▶ [Required work] Transcribe every line exactly. Leave the pictures behind.

▶ [Raw data]
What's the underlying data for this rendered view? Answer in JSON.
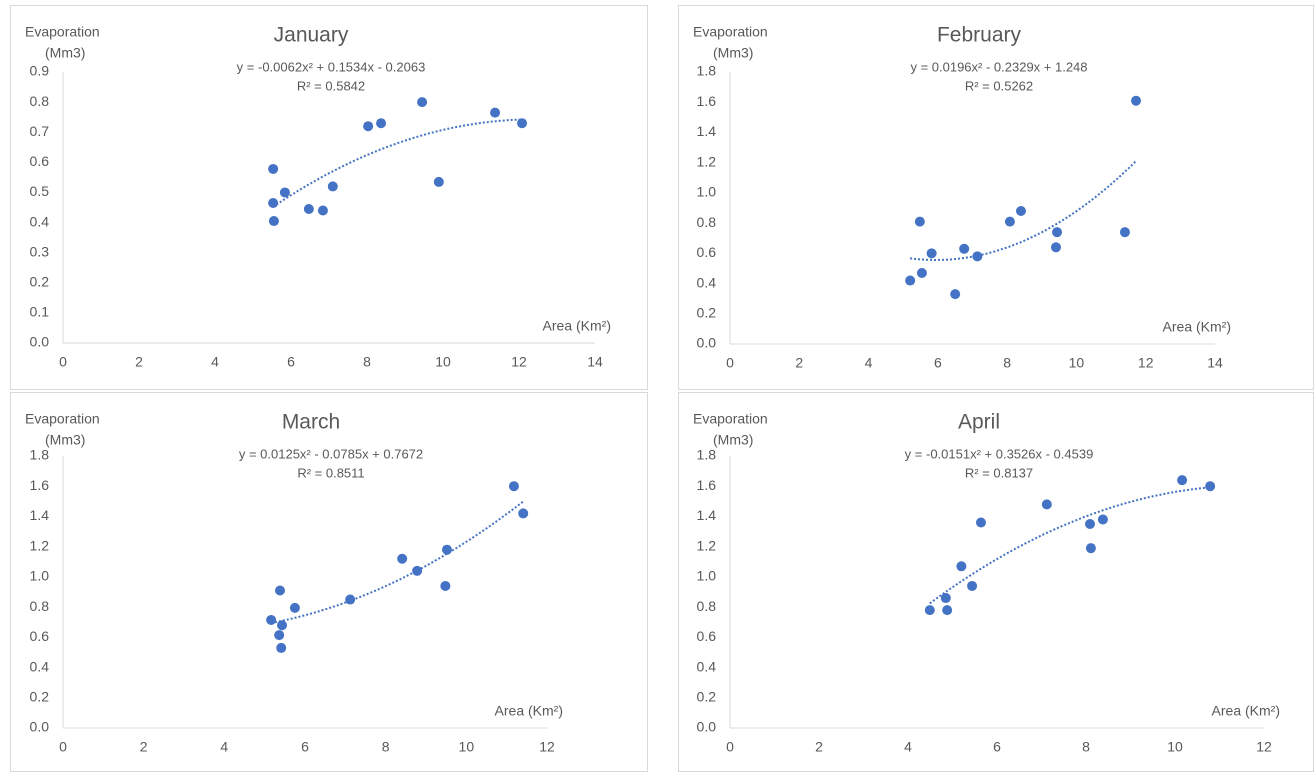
{
  "chart_data": [
    {
      "type": "scatter",
      "title": "January",
      "ylabel": [
        "Evaporation",
        "(Mm3)"
      ],
      "xlabel": "Area (Km²)",
      "equation": "y = -0.0062x² + 0.1534x - 0.2063",
      "r2": "R² = 0.5842",
      "trendline": "polynomial",
      "color": "#4472c4",
      "x": [
        5.53,
        5.53,
        5.55,
        5.84,
        6.47,
        6.84,
        7.1,
        8.03,
        8.37,
        9.45,
        9.89,
        11.37,
        12.08
      ],
      "values": [
        0.578,
        0.465,
        0.405,
        0.5,
        0.445,
        0.44,
        0.52,
        0.72,
        0.73,
        0.8,
        0.535,
        0.765,
        0.73
      ],
      "xlim": [
        0,
        14
      ],
      "xticks": [
        0,
        2,
        4,
        6,
        8,
        10,
        12,
        14
      ],
      "ylim": [
        0,
        0.9
      ],
      "yticks": [
        {
          "value": 0,
          "label": "0.0"
        },
        0.1,
        0.2,
        0.3,
        0.4,
        0.5,
        0.6,
        0.7,
        0.8,
        0.9
      ]
    },
    {
      "type": "scatter",
      "title": "February",
      "ylabel": [
        "Evaporation",
        "(Mm3)"
      ],
      "xlabel": "Area (Km²)",
      "equation": "y = 0.0196x² - 0.2329x + 1.248",
      "r2": "R² = 0.5262",
      "trendline": "polynomial",
      "color": "#4472c4",
      "x": [
        5.2,
        5.48,
        5.54,
        5.82,
        6.5,
        6.76,
        7.14,
        8.08,
        8.4,
        9.44,
        9.41,
        11.4,
        11.72
      ],
      "values": [
        0.42,
        0.81,
        0.47,
        0.6,
        0.33,
        0.63,
        0.58,
        0.81,
        0.88,
        0.74,
        0.64,
        0.74,
        1.61
      ],
      "xlim": [
        0,
        14
      ],
      "xticks": [
        0,
        2,
        4,
        6,
        8,
        10,
        12,
        14
      ],
      "ylim": [
        0,
        1.8
      ],
      "yticks": [
        {
          "value": 0,
          "label": "0.0"
        },
        0.2,
        0.4,
        0.6,
        0.8,
        {
          "value": 1,
          "label": "1.0"
        },
        1.2,
        1.4,
        1.6,
        1.8
      ]
    },
    {
      "type": "scatter",
      "title": "March",
      "ylabel": [
        "Evaporation",
        "(Mm3)"
      ],
      "xlabel": "Area (Km²)",
      "equation": "y = 0.0125x² - 0.0785x + 0.7672",
      "r2": "R² = 0.8511",
      "trendline": "polynomial",
      "color": "#4472c4",
      "x": [
        5.16,
        5.38,
        5.36,
        5.43,
        5.41,
        5.75,
        7.12,
        8.41,
        8.78,
        9.48,
        9.52,
        11.18,
        11.41
      ],
      "values": [
        0.715,
        0.91,
        0.615,
        0.68,
        0.53,
        0.795,
        0.85,
        1.12,
        1.04,
        0.94,
        1.18,
        1.6,
        1.42
      ],
      "xlim": [
        0,
        12
      ],
      "xticks": [
        0,
        2,
        4,
        6,
        8,
        10,
        12
      ],
      "ylim": [
        0,
        1.8
      ],
      "yticks": [
        {
          "value": 0,
          "label": "0.0"
        },
        0.2,
        0.4,
        0.6,
        0.8,
        {
          "value": 1,
          "label": "1.0"
        },
        1.2,
        1.4,
        1.6,
        1.8
      ]
    },
    {
      "type": "scatter",
      "title": "April",
      "ylabel": [
        "Evaporation",
        "(Mm3)"
      ],
      "xlabel": "Area (Km²)",
      "equation": "y = -0.0151x² + 0.3526x - 0.4539",
      "r2": "R² = 0.8137",
      "trendline": "polynomial",
      "color": "#4472c4",
      "x": [
        4.49,
        4.85,
        4.88,
        5.2,
        5.44,
        5.64,
        7.12,
        8.09,
        8.11,
        8.38,
        10.16,
        10.79
      ],
      "values": [
        0.78,
        0.86,
        0.78,
        1.07,
        0.94,
        1.36,
        1.48,
        1.35,
        1.19,
        1.38,
        1.64,
        1.6
      ],
      "xlim": [
        0,
        12
      ],
      "xticks": [
        0,
        2,
        4,
        6,
        8,
        10,
        12
      ],
      "ylim": [
        0,
        1.8
      ],
      "yticks": [
        {
          "value": 0,
          "label": "0.0"
        },
        0.2,
        0.4,
        0.6,
        0.8,
        {
          "value": 1,
          "label": "1.0"
        },
        1.2,
        1.4,
        1.6,
        1.8
      ]
    }
  ]
}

▶ [Completed exercise]
What's the underlying data for this rendered view? Answer in JSON.
{
  "chart_data": [
    {
      "type": "scatter",
      "title": "January",
      "ylabel": [
        "Evaporation",
        "(Mm3)"
      ],
      "xlabel": "Area (Km²)",
      "equation": "y = -0.0062x² + 0.1534x - 0.2063",
      "r2": "R² = 0.5842",
      "trendline": "polynomial",
      "color": "#4472c4",
      "x": [
        5.53,
        5.53,
        5.55,
        5.84,
        6.47,
        6.84,
        7.1,
        8.03,
        8.37,
        9.45,
        9.89,
        11.37,
        12.08
      ],
      "values": [
        0.578,
        0.465,
        0.405,
        0.5,
        0.445,
        0.44,
        0.52,
        0.72,
        0.73,
        0.8,
        0.535,
        0.765,
        0.73
      ],
      "xlim": [
        0,
        14
      ],
      "xticks": [
        0,
        2,
        4,
        6,
        8,
        10,
        12,
        14
      ],
      "ylim": [
        0,
        0.9
      ],
      "yticks": [
        {
          "value": 0,
          "label": "0.0"
        },
        0.1,
        0.2,
        0.3,
        0.4,
        0.5,
        0.6,
        0.7,
        0.8,
        0.9
      ]
    },
    {
      "type": "scatter",
      "title": "February",
      "ylabel": [
        "Evaporation",
        "(Mm3)"
      ],
      "xlabel": "Area (Km²)",
      "equation": "y = 0.0196x² - 0.2329x + 1.248",
      "r2": "R² = 0.5262",
      "trendline": "polynomial",
      "color": "#4472c4",
      "x": [
        5.2,
        5.48,
        5.54,
        5.82,
        6.5,
        6.76,
        7.14,
        8.08,
        8.4,
        9.44,
        9.41,
        11.4,
        11.72
      ],
      "values": [
        0.42,
        0.81,
        0.47,
        0.6,
        0.33,
        0.63,
        0.58,
        0.81,
        0.88,
        0.74,
        0.64,
        0.74,
        1.61
      ],
      "xlim": [
        0,
        14
      ],
      "xticks": [
        0,
        2,
        4,
        6,
        8,
        10,
        12,
        14
      ],
      "ylim": [
        0,
        1.8
      ],
      "yticks": [
        {
          "value": 0,
          "label": "0.0"
        },
        0.2,
        0.4,
        0.6,
        0.8,
        {
          "value": 1,
          "label": "1.0"
        },
        1.2,
        1.4,
        1.6,
        1.8
      ]
    },
    {
      "type": "scatter",
      "title": "March",
      "ylabel": [
        "Evaporation",
        "(Mm3)"
      ],
      "xlabel": "Area (Km²)",
      "equation": "y = 0.0125x² - 0.0785x + 0.7672",
      "r2": "R² = 0.8511",
      "trendline": "polynomial",
      "color": "#4472c4",
      "x": [
        5.16,
        5.38,
        5.36,
        5.43,
        5.41,
        5.75,
        7.12,
        8.41,
        8.78,
        9.48,
        9.52,
        11.18,
        11.41
      ],
      "values": [
        0.715,
        0.91,
        0.615,
        0.68,
        0.53,
        0.795,
        0.85,
        1.12,
        1.04,
        0.94,
        1.18,
        1.6,
        1.42
      ],
      "xlim": [
        0,
        12
      ],
      "xticks": [
        0,
        2,
        4,
        6,
        8,
        10,
        12
      ],
      "ylim": [
        0,
        1.8
      ],
      "yticks": [
        {
          "value": 0,
          "label": "0.0"
        },
        0.2,
        0.4,
        0.6,
        0.8,
        {
          "value": 1,
          "label": "1.0"
        },
        1.2,
        1.4,
        1.6,
        1.8
      ]
    },
    {
      "type": "scatter",
      "title": "April",
      "ylabel": [
        "Evaporation",
        "(Mm3)"
      ],
      "xlabel": "Area (Km²)",
      "equation": "y = -0.0151x² + 0.3526x - 0.4539",
      "r2": "R² = 0.8137",
      "trendline": "polynomial",
      "color": "#4472c4",
      "x": [
        4.49,
        4.85,
        4.88,
        5.2,
        5.44,
        5.64,
        7.12,
        8.09,
        8.11,
        8.38,
        10.16,
        10.79
      ],
      "values": [
        0.78,
        0.86,
        0.78,
        1.07,
        0.94,
        1.36,
        1.48,
        1.35,
        1.19,
        1.38,
        1.64,
        1.6
      ],
      "xlim": [
        0,
        12
      ],
      "xticks": [
        0,
        2,
        4,
        6,
        8,
        10,
        12
      ],
      "ylim": [
        0,
        1.8
      ],
      "yticks": [
        {
          "value": 0,
          "label": "0.0"
        },
        0.2,
        0.4,
        0.6,
        0.8,
        {
          "value": 1,
          "label": "1.0"
        },
        1.2,
        1.4,
        1.6,
        1.8
      ]
    }
  ]
}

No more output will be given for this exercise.